* RECORDS SUPPLIED *
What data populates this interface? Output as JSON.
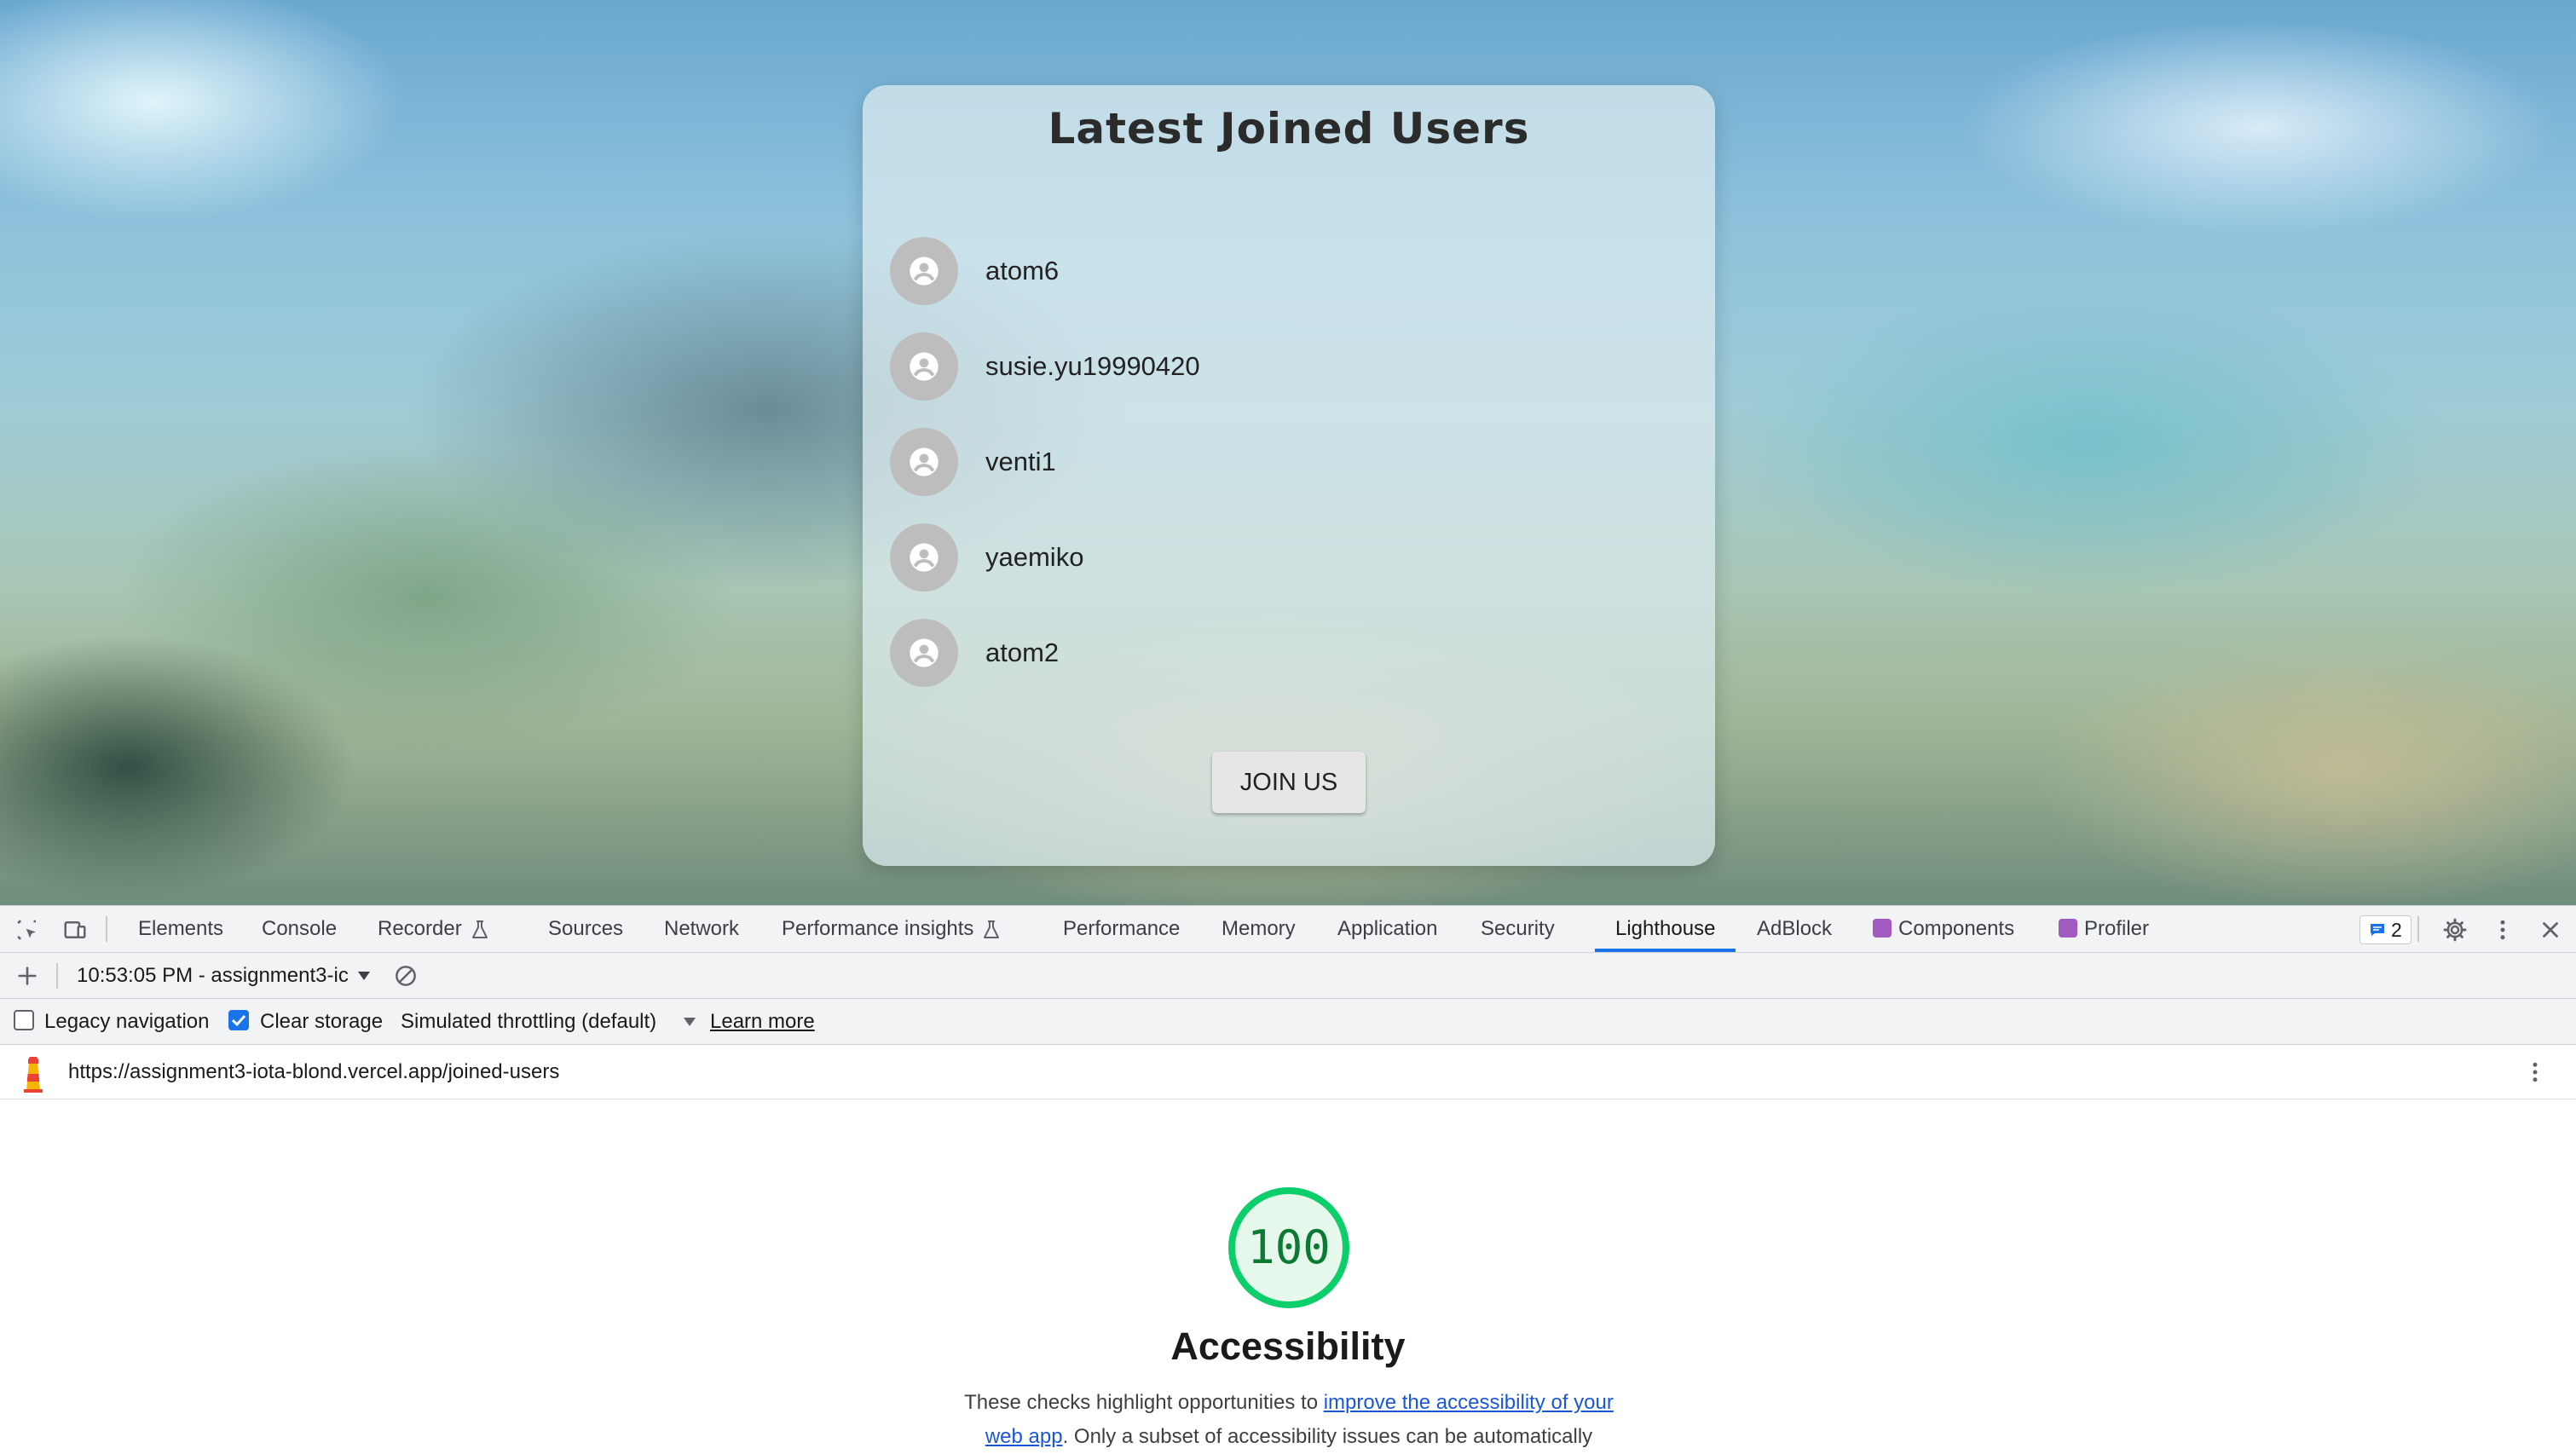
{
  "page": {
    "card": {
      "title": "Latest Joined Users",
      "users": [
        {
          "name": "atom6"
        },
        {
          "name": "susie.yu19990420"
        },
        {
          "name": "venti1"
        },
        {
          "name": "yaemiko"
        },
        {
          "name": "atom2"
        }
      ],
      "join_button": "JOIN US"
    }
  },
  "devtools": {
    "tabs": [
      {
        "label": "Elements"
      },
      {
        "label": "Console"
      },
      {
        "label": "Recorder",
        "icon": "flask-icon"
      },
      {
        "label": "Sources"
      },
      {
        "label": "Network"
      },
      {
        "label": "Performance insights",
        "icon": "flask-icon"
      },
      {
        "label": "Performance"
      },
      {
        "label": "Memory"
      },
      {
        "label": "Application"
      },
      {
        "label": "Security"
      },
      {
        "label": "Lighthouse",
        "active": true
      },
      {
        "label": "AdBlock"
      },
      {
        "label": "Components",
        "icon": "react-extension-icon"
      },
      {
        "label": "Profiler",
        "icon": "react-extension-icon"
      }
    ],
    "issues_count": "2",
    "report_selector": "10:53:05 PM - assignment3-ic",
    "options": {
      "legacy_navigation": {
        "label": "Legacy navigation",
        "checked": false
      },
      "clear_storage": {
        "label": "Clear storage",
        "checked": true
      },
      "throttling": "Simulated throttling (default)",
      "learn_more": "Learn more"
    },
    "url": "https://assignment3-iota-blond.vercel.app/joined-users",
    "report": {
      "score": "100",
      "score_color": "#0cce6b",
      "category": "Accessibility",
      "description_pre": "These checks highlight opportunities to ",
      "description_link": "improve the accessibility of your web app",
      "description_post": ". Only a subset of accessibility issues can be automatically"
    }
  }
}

* EXERCISE REQUIREMENTS *
Every entry above needs to be retyped exactly; drop the pictures.

* RESULT FOR THIS TASK *
What data populates this interface? Output as JSON.
{
  "page": {
    "card": {
      "title": "Latest Joined Users",
      "users": [
        {
          "name": "atom6"
        },
        {
          "name": "susie.yu19990420"
        },
        {
          "name": "venti1"
        },
        {
          "name": "yaemiko"
        },
        {
          "name": "atom2"
        }
      ],
      "join_button": "JOIN US"
    }
  },
  "devtools": {
    "tabs": [
      {
        "label": "Elements"
      },
      {
        "label": "Console"
      },
      {
        "label": "Recorder",
        "icon": "flask-icon"
      },
      {
        "label": "Sources"
      },
      {
        "label": "Network"
      },
      {
        "label": "Performance insights",
        "icon": "flask-icon"
      },
      {
        "label": "Performance"
      },
      {
        "label": "Memory"
      },
      {
        "label": "Application"
      },
      {
        "label": "Security"
      },
      {
        "label": "Lighthouse",
        "active": true
      },
      {
        "label": "AdBlock"
      },
      {
        "label": "Components",
        "icon": "react-extension-icon"
      },
      {
        "label": "Profiler",
        "icon": "react-extension-icon"
      }
    ],
    "issues_count": "2",
    "report_selector": "10:53:05 PM - assignment3-ic",
    "options": {
      "legacy_navigation": {
        "label": "Legacy navigation",
        "checked": false
      },
      "clear_storage": {
        "label": "Clear storage",
        "checked": true
      },
      "throttling": "Simulated throttling (default)",
      "learn_more": "Learn more"
    },
    "url": "https://assignment3-iota-blond.vercel.app/joined-users",
    "report": {
      "score": "100",
      "score_color": "#0cce6b",
      "category": "Accessibility",
      "description_pre": "These checks highlight opportunities to ",
      "description_link": "improve the accessibility of your web app",
      "description_post": ". Only a subset of accessibility issues can be automatically"
    }
  }
}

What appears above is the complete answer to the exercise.